▸ PASSAGE TO READ:
>> Begin

Ofcourse, I left home at exactly that age. While I lived with relatives for two years, my home, as I knew it, was going to undergo a transformation.

The biggest change happened internally, when I found not one person who could understand my weaknesses. Truly, why should they? I found myself floundering and completely unable to accept the anonymity. The family I stayed with were good to me. But, the sense of belonging had vanished. With it, my sense of self.

There was no one to sense my fright, my nervousness, my dislikes, or 'my' anything. It was a freezing splash into reality. In retrospect, I am glad that I was so young. While there were fixed ideas about many things, I was also angry enough to fight back. I remember moving from a sedate, organized environment into utter chaos. An environment where nothing could be taken for granted. Not the weather, not utilities and suddenly, not even myself.

pic credit - Sura Nualpradid; freedigitalphotos.net
I remember barely being able to comprehend what people said. Couldn't get used to the urgent efficiency of a big city. I'd always gone shopping with mom. Now, I didn't know where to go and wore the same torn shoes for months. It was when a bunch of students stared at my shoes in shock that I worked up the courage to ask for help; to buy shoes, yes.

It is not good to live a sheltered existence and yearn for adventure at the same time. I remember being unable to get on a train. Now, where I had moved, the trains are not carefully watched or guarded. They stop for barely a minute in which time, a gazillion people and their kids, baskets, bicycles and bags have to get in. I remember holding on to the railing tenaciously, determined to make it. The train began to move, slowly at first. I kept pace with it, running along the platform, imagining that I could do a jump. But suddenly it picked up speed , slicing a deep gash through my knee, leaving me sprawled on the platform, dazed and embarrassed.

I felt alone and apart there too. So I had to wonder. Had it been home? Was it the city? Was it the people I lived with? It couldn't be everyone else all the time. It had to be me.

>> End

▸ SOURCE MATERIAL:
>> Begin

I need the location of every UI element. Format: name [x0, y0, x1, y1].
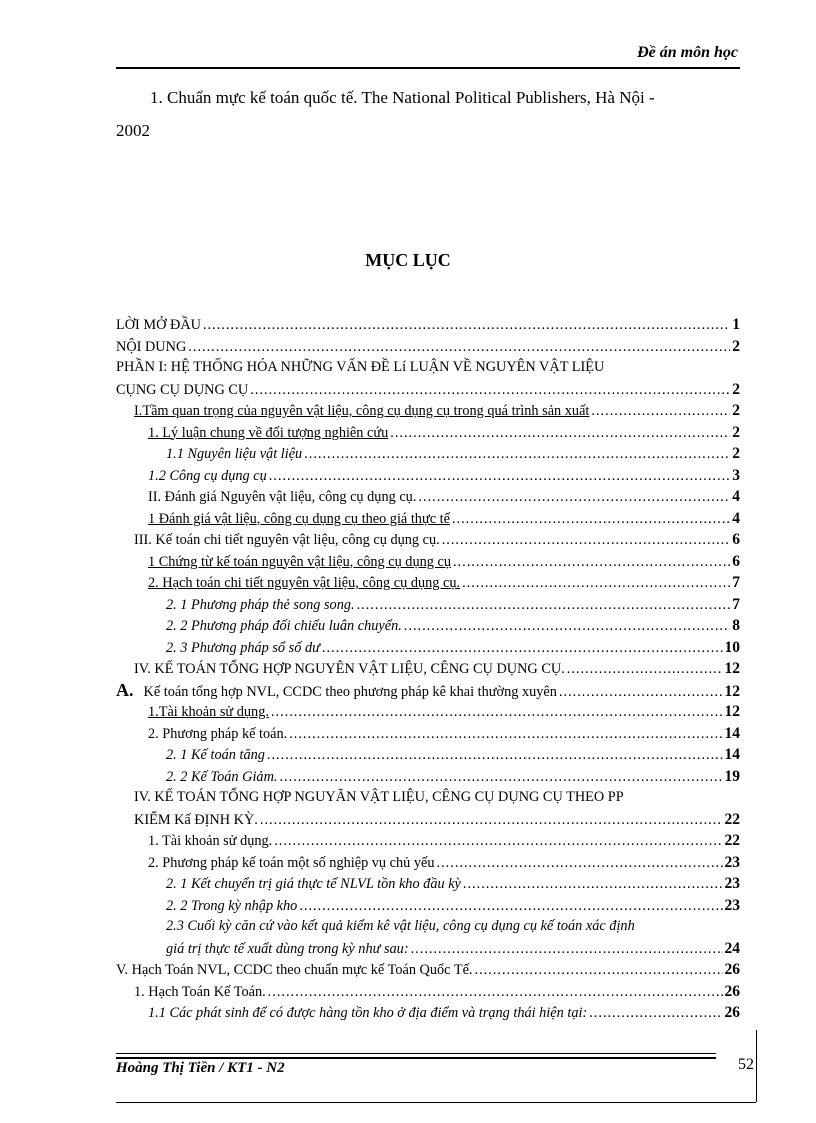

>> End

▸ EXERCISE REQUIREMENTS: Retype the passage above about leaving home, from "The biggest change" up to and including "not even myself.".

▸ ANSWER IN FULL:
The biggest change happened internally, when I found not one person who could understand my weaknesses. Truly, why should they? I found myself floundering and completely unable to accept the anonymity. The family I stayed with were good to me. But, the sense of belonging had vanished. With it, my sense of self.

There was no one to sense my fright, my nervousness, my dislikes, or 'my' anything. It was a freezing splash into reality. In retrospect, I am glad that I was so young. While there were fixed ideas about many things, I was also angry enough to fight back. I remember moving from a sedate, organized environment into utter chaos. An environment where nothing could be taken for granted. Not the weather, not utilities and suddenly, not even myself.